> [Written request]:
What follows are records. Restate all of them word for word.
═══ Source records
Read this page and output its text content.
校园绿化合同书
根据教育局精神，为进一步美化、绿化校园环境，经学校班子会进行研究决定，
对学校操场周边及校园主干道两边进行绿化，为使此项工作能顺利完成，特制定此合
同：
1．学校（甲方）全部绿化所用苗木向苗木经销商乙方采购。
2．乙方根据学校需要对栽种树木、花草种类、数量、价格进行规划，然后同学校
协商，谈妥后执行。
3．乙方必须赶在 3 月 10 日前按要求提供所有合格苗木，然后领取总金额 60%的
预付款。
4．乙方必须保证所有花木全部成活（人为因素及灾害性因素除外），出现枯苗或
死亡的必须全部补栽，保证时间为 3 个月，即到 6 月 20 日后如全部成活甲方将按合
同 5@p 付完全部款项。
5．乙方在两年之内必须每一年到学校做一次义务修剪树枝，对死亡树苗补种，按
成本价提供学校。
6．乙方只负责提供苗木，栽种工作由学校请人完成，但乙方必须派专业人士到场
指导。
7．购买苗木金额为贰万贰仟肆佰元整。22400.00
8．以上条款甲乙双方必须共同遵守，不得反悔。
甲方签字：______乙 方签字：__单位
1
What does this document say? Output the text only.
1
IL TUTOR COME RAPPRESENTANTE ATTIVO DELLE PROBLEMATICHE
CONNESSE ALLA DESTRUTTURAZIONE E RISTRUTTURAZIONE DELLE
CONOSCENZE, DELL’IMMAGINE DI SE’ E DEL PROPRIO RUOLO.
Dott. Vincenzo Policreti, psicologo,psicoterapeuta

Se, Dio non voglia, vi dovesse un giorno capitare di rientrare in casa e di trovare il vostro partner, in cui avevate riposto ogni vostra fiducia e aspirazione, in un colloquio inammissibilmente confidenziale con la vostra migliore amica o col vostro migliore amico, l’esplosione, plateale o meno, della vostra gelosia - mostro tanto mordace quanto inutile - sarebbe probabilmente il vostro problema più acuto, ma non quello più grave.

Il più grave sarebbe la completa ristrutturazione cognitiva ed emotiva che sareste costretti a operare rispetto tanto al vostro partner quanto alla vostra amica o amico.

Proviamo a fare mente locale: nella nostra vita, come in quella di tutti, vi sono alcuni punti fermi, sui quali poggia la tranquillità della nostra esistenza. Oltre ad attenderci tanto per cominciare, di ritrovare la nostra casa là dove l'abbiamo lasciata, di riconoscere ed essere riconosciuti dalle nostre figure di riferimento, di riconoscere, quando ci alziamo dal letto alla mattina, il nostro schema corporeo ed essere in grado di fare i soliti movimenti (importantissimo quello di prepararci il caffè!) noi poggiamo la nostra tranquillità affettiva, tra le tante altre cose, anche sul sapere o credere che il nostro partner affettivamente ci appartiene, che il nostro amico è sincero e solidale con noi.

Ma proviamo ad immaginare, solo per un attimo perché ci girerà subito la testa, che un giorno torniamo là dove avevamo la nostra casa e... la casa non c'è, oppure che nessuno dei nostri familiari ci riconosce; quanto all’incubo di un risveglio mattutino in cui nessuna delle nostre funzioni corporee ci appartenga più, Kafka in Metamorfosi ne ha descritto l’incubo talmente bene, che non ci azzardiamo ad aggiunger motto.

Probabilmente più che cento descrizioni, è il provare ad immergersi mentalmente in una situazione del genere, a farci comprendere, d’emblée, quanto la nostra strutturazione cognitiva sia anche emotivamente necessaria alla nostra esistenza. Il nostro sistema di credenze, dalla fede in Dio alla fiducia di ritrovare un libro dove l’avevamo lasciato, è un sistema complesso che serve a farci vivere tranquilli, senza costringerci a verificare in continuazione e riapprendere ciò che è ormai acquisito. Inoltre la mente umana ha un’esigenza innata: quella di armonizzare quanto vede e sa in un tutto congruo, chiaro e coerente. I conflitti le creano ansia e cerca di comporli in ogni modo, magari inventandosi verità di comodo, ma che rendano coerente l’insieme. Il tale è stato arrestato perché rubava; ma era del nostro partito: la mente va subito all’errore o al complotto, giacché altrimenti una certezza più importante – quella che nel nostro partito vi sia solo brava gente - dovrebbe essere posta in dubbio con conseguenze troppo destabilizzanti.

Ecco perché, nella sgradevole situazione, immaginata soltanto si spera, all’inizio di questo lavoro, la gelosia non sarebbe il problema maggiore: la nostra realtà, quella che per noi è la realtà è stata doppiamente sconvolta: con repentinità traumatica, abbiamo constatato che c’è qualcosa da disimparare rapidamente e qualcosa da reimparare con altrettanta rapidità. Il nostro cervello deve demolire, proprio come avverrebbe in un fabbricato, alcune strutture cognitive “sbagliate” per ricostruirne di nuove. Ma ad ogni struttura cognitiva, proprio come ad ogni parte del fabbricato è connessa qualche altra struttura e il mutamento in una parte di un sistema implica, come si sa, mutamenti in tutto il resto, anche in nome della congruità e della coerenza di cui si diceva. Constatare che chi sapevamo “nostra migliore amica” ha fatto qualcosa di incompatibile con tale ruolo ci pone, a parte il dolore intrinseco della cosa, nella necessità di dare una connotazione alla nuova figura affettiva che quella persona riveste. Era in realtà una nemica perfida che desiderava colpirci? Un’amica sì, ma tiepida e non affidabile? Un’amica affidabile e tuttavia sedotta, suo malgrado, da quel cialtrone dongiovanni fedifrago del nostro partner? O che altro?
══════
> [Reply to the task]:
Read this page and output its text content.
校园绿化合同书
根据教育局精神，为进一步美化、绿化校园环境，经学校班子会进行研究决定，
对学校操场周边及校园主干道两边进行绿化，为使此项工作能顺利完成，特制定此合
同：
1．学校（甲方）全部绿化所用苗木向苗木经销商乙方采购。
2．乙方根据学校需要对栽种树木、花草种类、数量、价格进行规划，然后同学校
协商，谈妥后执行。
3．乙方必须赶在 3 月 10 日前按要求提供所有合格苗木，然后领取总金额 60%的
预付款。
4．乙方必须保证所有花木全部成活（人为因素及灾害性因素除外），出现枯苗或
死亡的必须全部补栽，保证时间为 3 个月，即到 6 月 20 日后如全部成活甲方将按合
同 5@p 付完全部款项。
5．乙方在两年之内必须每一年到学校做一次义务修剪树枝，对死亡树苗补种，按
成本价提供学校。
6．乙方只负责提供苗木，栽种工作由学校请人完成，但乙方必须派专业人士到场
指导。
7．购买苗木金额为贰万贰仟肆佰元整。22400.00
8．以上条款甲乙双方必须共同遵守，不得反悔。
甲方签字：______乙 方签字：__单位
1
What does this document say? Output the text only.
1
IL TUTOR COME RAPPRESENTANTE ATTIVO DELLE PROBLEMATICHE
CONNESSE ALLA DESTRUTTURAZIONE E RISTRUTTURAZIONE DELLE
CONOSCENZE, DELL’IMMAGINE DI SE’ E DEL PROPRIO RUOLO.
Dott. Vincenzo Policreti, psicologo,psicoterapeuta

Se, Dio non voglia, vi dovesse un giorno capitare di rientrare in casa e di trovare il vostro partner, in cui avevate riposto ogni vostra fiducia e aspirazione, in un colloquio inammissibilmente confidenziale con la vostra migliore amica o col vostro migliore amico, l’esplosione, plateale o meno, della vostra gelosia - mostro tanto mordace quanto inutile - sarebbe probabilmente il vostro problema più acuto, ma non quello più grave.

Il più grave sarebbe la completa ristrutturazione cognitiva ed emotiva che sareste costretti a operare rispetto tanto al vostro partner quanto alla vostra amica o amico.

Proviamo a fare mente locale: nella nostra vita, come in quella di tutti, vi sono alcuni punti fermi, sui quali poggia la tranquillità della nostra esistenza. Oltre ad attenderci tanto per cominciare, di ritrovare la nostra casa là dove l'abbiamo lasciata, di riconoscere ed essere riconosciuti dalle nostre figure di riferimento, di riconoscere, quando ci alziamo dal letto alla mattina, il nostro schema corporeo ed essere in grado di fare i soliti movimenti (importantissimo quello di prepararci il caffè!) noi poggiamo la nostra tranquillità affettiva, tra le tante altre cose, anche sul sapere o credere che il nostro partner affettivamente ci appartiene, che il nostro amico è sincero e solidale con noi.

Ma proviamo ad immaginare, solo per un attimo perché ci girerà subito la testa, che un giorno torniamo là dove avevamo la nostra casa e... la casa non c'è, oppure che nessuno dei nostri familiari ci riconosce; quanto all’incubo di un risveglio mattutino in cui nessuna delle nostre funzioni corporee ci appartenga più, Kafka in Metamorfosi ne ha descritto l’incubo talmente bene, che non ci azzardiamo ad aggiunger motto.

Probabilmente più che cento descrizioni, è il provare ad immergersi mentalmente in una situazione del genere, a farci comprendere, d’emblée, quanto la nostra strutturazione cognitiva sia anche emotivamente necessaria alla nostra esistenza. Il nostro sistema di credenze, dalla fede in Dio alla fiducia di ritrovare un libro dove l’avevamo lasciato, è un sistema complesso che serve a farci vivere tranquilli, senza costringerci a verificare in continuazione e riapprendere ciò che è ormai acquisito. Inoltre la mente umana ha un’esigenza innata: quella di armonizzare quanto vede e sa in un tutto congruo, chiaro e coerente. I conflitti le creano ansia e cerca di comporli in ogni modo, magari inventandosi verità di comodo, ma che rendano coerente l’insieme. Il tale è stato arrestato perché rubava; ma era del nostro partito: la mente va subito all’errore o al complotto, giacché altrimenti una certezza più importante – quella che nel nostro partito vi sia solo brava gente - dovrebbe essere posta in dubbio con conseguenze troppo destabilizzanti.

Ecco perché, nella sgradevole situazione, immaginata soltanto si spera, all’inizio di questo lavoro, la gelosia non sarebbe il problema maggiore: la nostra realtà, quella che per noi è la realtà è stata doppiamente sconvolta: con repentinità traumatica, abbiamo constatato che c’è qualcosa da disimparare rapidamente e qualcosa da reimparare con altrettanta rapidità. Il nostro cervello deve demolire, proprio come avverrebbe in un fabbricato, alcune strutture cognitive “sbagliate” per ricostruirne di nuove. Ma ad ogni struttura cognitiva, proprio come ad ogni parte del fabbricato è connessa qualche altra struttura e il mutamento in una parte di un sistema implica, come si sa, mutamenti in tutto il resto, anche in nome della congruità e della coerenza di cui si diceva. Constatare che chi sapevamo “nostra migliore amica” ha fatto qualcosa di incompatibile con tale ruolo ci pone, a parte il dolore intrinseco della cosa, nella necessità di dare una connotazione alla nuova figura affettiva che quella persona riveste. Era in realtà una nemica perfida che desiderava colpirci? Un’amica sì, ma tiepida e non affidabile? Un’amica affidabile e tuttavia sedotta, suo malgrado, da quel cialtrone dongiovanni fedifrago del nostro partner? O che altro?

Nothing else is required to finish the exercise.